Work instructions:
Write out the whole listing below again, swapping each "Double-Goal Coach®" for "Positive Coach®" and leaving everything else unchanged. Leave the pictures out.

Dataset records:
-- START --

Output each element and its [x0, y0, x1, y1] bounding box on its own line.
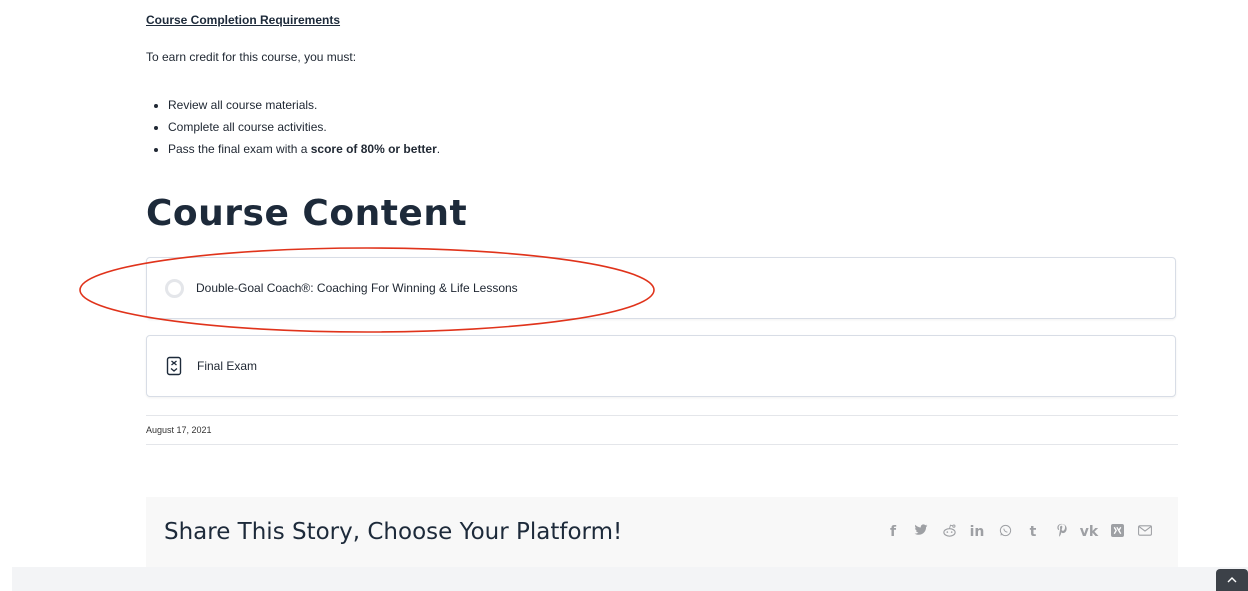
quiz-label[interactable]: Final Exam [197, 359, 257, 373]
requirement-suffix: . [436, 142, 441, 156]
requirement-prefix: Pass the final exam with a [168, 142, 311, 156]
lesson-label[interactable]: Double-Goal Coach®: Coaching For Winning… [196, 281, 518, 295]
requirement-text: Review all course materials. [168, 98, 318, 112]
whatsapp-icon[interactable] [991, 524, 1019, 541]
share-box: Share This Story, Choose Your Platform! … [146, 497, 1178, 567]
course-content-heading: Course Content [146, 193, 468, 234]
list-item: Pass the final exam with a score of 80% … [168, 138, 440, 160]
email-icon[interactable] [1131, 524, 1159, 540]
post-meta: August 17, 2021 [146, 415, 1178, 445]
xing-icon[interactable] [1103, 523, 1131, 541]
quiz-icon [165, 355, 183, 377]
quiz-row[interactable]: Final Exam [146, 335, 1176, 397]
requirements-title: Course Completion Requirements [146, 13, 341, 27]
facebook-icon[interactable]: f [879, 524, 907, 540]
vk-icon[interactable]: vk [1075, 524, 1103, 540]
requirement-text: Complete all course activities. [168, 120, 327, 134]
lesson-row[interactable]: Double-Goal Coach®: Coaching For Winning… [146, 257, 1176, 319]
requirement-bold: score of 80% or better [310, 142, 437, 156]
social-icons: f in t vk [879, 523, 1159, 541]
page: Course Completion Requirements To earn c… [0, 0, 1248, 591]
tumblr-icon[interactable]: t [1019, 524, 1047, 540]
scroll-to-top-button[interactable] [1216, 569, 1248, 591]
linkedin-icon[interactable]: in [963, 524, 991, 540]
post-date: August 17, 2021 [146, 425, 212, 435]
list-item: Review all course materials. [168, 94, 440, 116]
footer-band [12, 567, 1248, 591]
pinterest-icon[interactable] [1047, 523, 1075, 541]
status-circle-icon [165, 278, 184, 298]
chevron-up-icon [1227, 577, 1237, 583]
requirements-intro: To earn credit for this course, you must… [146, 50, 357, 64]
list-item: Complete all course activities. [168, 116, 440, 138]
requirements-list: Review all course materials. Complete al… [146, 94, 440, 160]
reddit-icon[interactable] [935, 524, 963, 541]
twitter-icon[interactable] [907, 524, 935, 540]
share-title: Share This Story, Choose Your Platform! [164, 519, 623, 545]
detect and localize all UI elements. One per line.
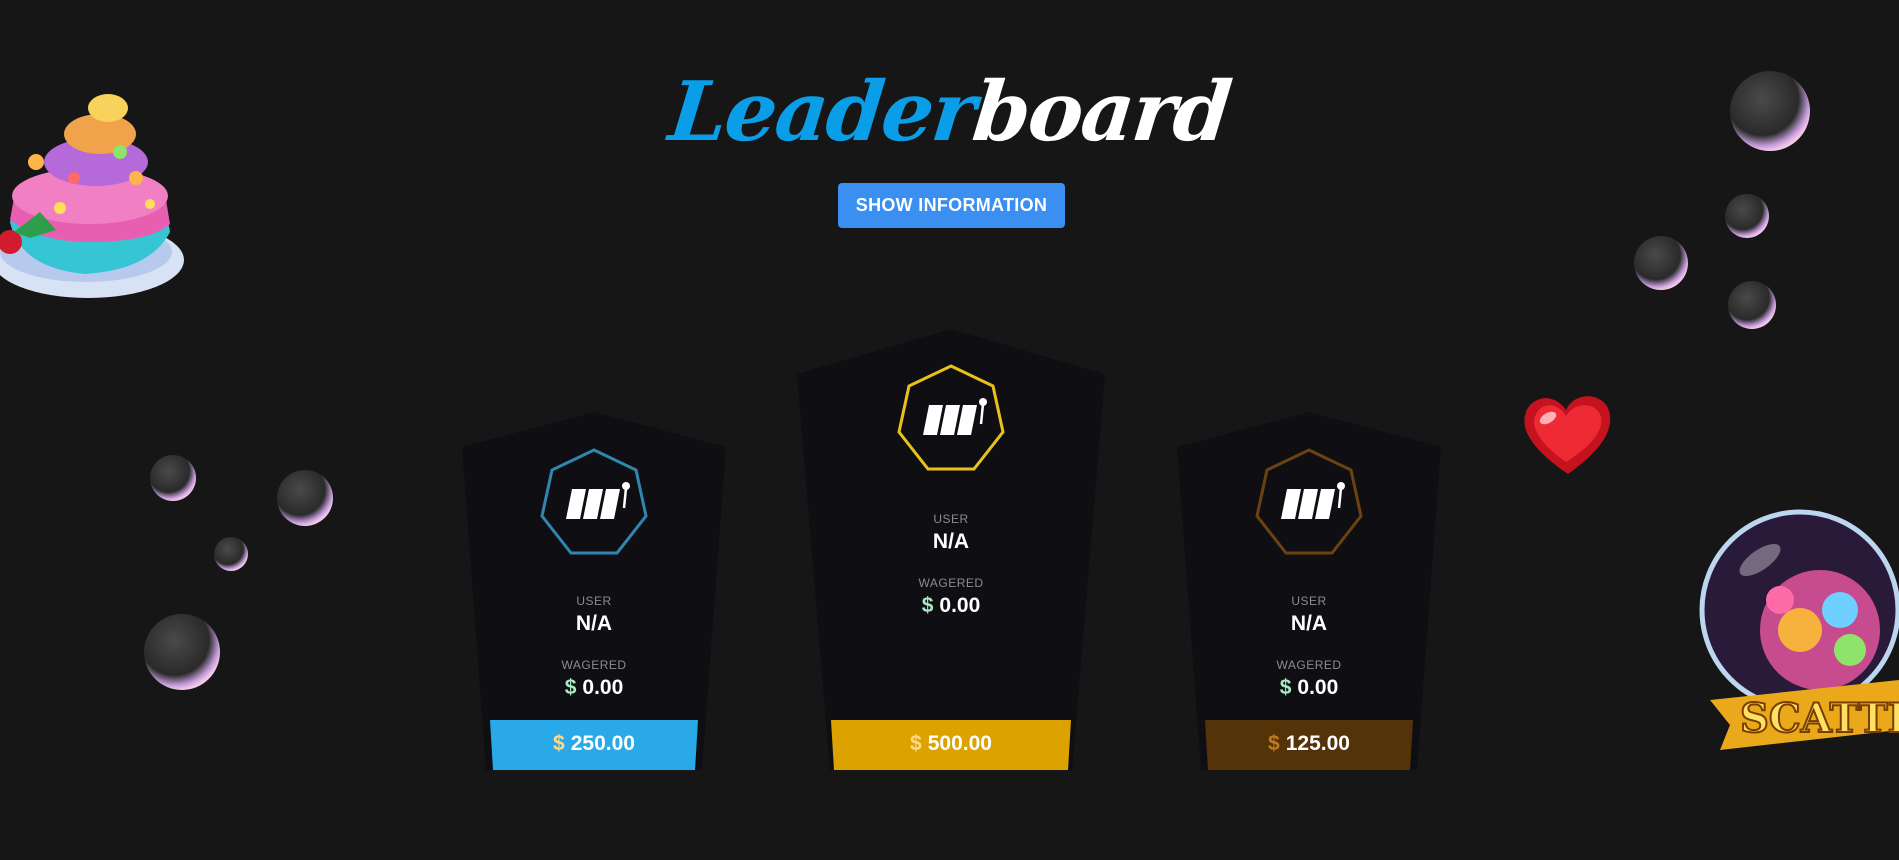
scatter-orb-decoration: SCATTE [1699, 509, 1899, 750]
show-information-button[interactable]: SHOW INFORMATION [838, 183, 1065, 228]
bubbles-decoration-right [1634, 71, 1810, 329]
prize-currency: $ [910, 732, 922, 755]
prize-value: 125.00 [1285, 732, 1350, 755]
user-name: N/A [1290, 612, 1328, 635]
title-part-board: board [968, 64, 1235, 160]
svg-text:SCATTE: SCATTE [1740, 695, 1899, 742]
user-name: N/A [932, 530, 970, 553]
wagered-label: WAGERED [561, 658, 627, 672]
podium-card-second: USER N/A WAGERED $0.00 $250.00 [462, 412, 726, 770]
podium-card-third: USER N/A WAGERED $0.00 $125.00 [1177, 412, 1441, 770]
prize-amount: $250.00 [462, 732, 726, 756]
title-part-leader: Leader [664, 64, 979, 160]
user-label: USER [933, 512, 969, 526]
slot-logo-icon [1255, 448, 1363, 555]
user-label: USER [576, 594, 612, 608]
page-title: Leaderboard [0, 62, 1899, 162]
cake-decoration [0, 94, 184, 298]
wagered-value: 0.00 [1297, 676, 1339, 699]
prize-value: 250.00 [570, 732, 635, 755]
wagered-value: 0.00 [939, 594, 981, 617]
wagered-label: WAGERED [1276, 658, 1342, 672]
prize-amount: $500.00 [797, 732, 1105, 756]
wagered-label: WAGERED [918, 576, 984, 590]
podium-card-first: USER N/A WAGERED $0.00 $500.00 [797, 329, 1105, 770]
user-label: USER [1291, 594, 1327, 608]
heart-candy-decoration [1524, 396, 1611, 474]
user-name: N/A [575, 612, 613, 635]
wagered-amount: $0.00 [462, 676, 726, 700]
currency-symbol: $ [564, 676, 577, 699]
currency-symbol: $ [1279, 676, 1292, 699]
prize-currency: $ [553, 732, 565, 755]
prize-value: 500.00 [927, 732, 992, 755]
prize-currency: $ [1268, 732, 1280, 755]
slot-logo-icon [540, 448, 648, 555]
slot-logo-icon [897, 364, 1005, 471]
bubbles-decoration-left [144, 455, 333, 690]
prize-amount: $125.00 [1177, 732, 1441, 756]
currency-symbol: $ [921, 594, 934, 617]
wagered-amount: $0.00 [797, 594, 1105, 618]
wagered-amount: $0.00 [1177, 676, 1441, 700]
wagered-value: 0.00 [582, 676, 624, 699]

-- END --

Answer:
Output each element and its [x0, y0, x1, y1] bounding box on its own line.
quiz-label[interactable]: Final Exam [197, 359, 257, 373]
requirement-suffix: . [436, 142, 441, 156]
requirement-prefix: Pass the final exam with a [168, 142, 311, 156]
lesson-label[interactable]: Positive Coach®: Coaching For Winning… [196, 281, 518, 295]
requirement-text: Review all course materials. [168, 98, 318, 112]
whatsapp-icon[interactable] [991, 524, 1019, 541]
share-box: Share This Story, Choose Your Platform! … [146, 497, 1178, 567]
course-content-heading: Course Content [146, 193, 468, 234]
list-item: Pass the final exam with a score of 80% … [168, 138, 440, 160]
email-icon[interactable] [1131, 524, 1159, 540]
post-meta: August 17, 2021 [146, 415, 1178, 445]
xing-icon[interactable] [1103, 523, 1131, 541]
quiz-icon [165, 355, 183, 377]
quiz-row[interactable]: Final Exam [146, 335, 1176, 397]
requirements-title: Course Completion Requirements [146, 13, 341, 27]
facebook-icon[interactable]: f [879, 524, 907, 540]
vk-icon[interactable]: vk [1075, 524, 1103, 540]
requirement-text: Complete all course activities. [168, 120, 327, 134]
lesson-row[interactable]: Positive Coach®: Coaching For Winning… [146, 257, 1176, 319]
requirement-bold: score of 80% or better [310, 142, 437, 156]
social-icons: f in t vk [879, 523, 1159, 541]
page: Course Completion Requirements To earn c… [0, 0, 1248, 591]
tumblr-icon[interactable]: t [1019, 524, 1047, 540]
scroll-to-top-button[interactable] [1216, 569, 1248, 591]
linkedin-icon[interactable]: in [963, 524, 991, 540]
post-date: August 17, 2021 [146, 425, 212, 435]
list-item: Review all course materials. [168, 94, 440, 116]
footer-band [12, 567, 1248, 591]
pinterest-icon[interactable] [1047, 523, 1075, 541]
status-circle-icon [165, 278, 184, 298]
chevron-up-icon [1227, 577, 1237, 583]
requirements-intro: To earn credit for this course, you must… [146, 50, 357, 64]
list-item: Complete all course activities. [168, 116, 440, 138]
requirements-list: Review all course materials. Complete al… [146, 94, 440, 160]
reddit-icon[interactable] [935, 524, 963, 541]
twitter-icon[interactable] [907, 524, 935, 540]
share-title: Share This Story, Choose Your Platform! [164, 519, 623, 545]
detect and localize all UI elements. One per line.
scatter-orb-decoration: SCATTE [1699, 509, 1899, 750]
show-information-button[interactable]: SHOW INFORMATION [838, 183, 1065, 228]
bubbles-decoration-right [1634, 71, 1810, 329]
prize-currency: $ [910, 732, 922, 755]
prize-value: 125.00 [1285, 732, 1350, 755]
user-name: N/A [1290, 612, 1328, 635]
title-part-board: board [968, 64, 1235, 160]
svg-text:SCATTE: SCATTE [1740, 695, 1899, 742]
user-name: N/A [932, 530, 970, 553]
wagered-label: WAGERED [561, 658, 627, 672]
podium-card-second: USER N/A WAGERED $0.00 $250.00 [462, 412, 726, 770]
podium-card-third: USER N/A WAGERED $0.00 $125.00 [1177, 412, 1441, 770]
prize-amount: $250.00 [462, 732, 726, 756]
title-part-leader: Leader [664, 64, 979, 160]
user-label: USER [933, 512, 969, 526]
slot-logo-icon [1255, 448, 1363, 555]
user-label: USER [576, 594, 612, 608]
page-title: Leaderboard [0, 62, 1899, 162]
cake-decoration [0, 94, 184, 298]
wagered-value: 0.00 [1297, 676, 1339, 699]
prize-value: 250.00 [570, 732, 635, 755]
wagered-value: 0.00 [939, 594, 981, 617]
wagered-label: WAGERED [1276, 658, 1342, 672]
prize-amount: $500.00 [797, 732, 1105, 756]
wagered-label: WAGERED [918, 576, 984, 590]
podium-card-first: USER N/A WAGERED $0.00 $500.00 [797, 329, 1105, 770]
user-label: USER [1291, 594, 1327, 608]
heart-candy-decoration [1524, 396, 1611, 474]
user-name: N/A [575, 612, 613, 635]
wagered-amount: $0.00 [462, 676, 726, 700]
currency-symbol: $ [564, 676, 577, 699]
currency-symbol: $ [1279, 676, 1292, 699]
prize-currency: $ [553, 732, 565, 755]
prize-value: 500.00 [927, 732, 992, 755]
prize-currency: $ [1268, 732, 1280, 755]
slot-logo-icon [540, 448, 648, 555]
slot-logo-icon [897, 364, 1005, 471]
bubbles-decoration-left [144, 455, 333, 690]
prize-amount: $125.00 [1177, 732, 1441, 756]
currency-symbol: $ [921, 594, 934, 617]
wagered-amount: $0.00 [797, 594, 1105, 618]
wagered-amount: $0.00 [1177, 676, 1441, 700]
wagered-value: 0.00 [582, 676, 624, 699]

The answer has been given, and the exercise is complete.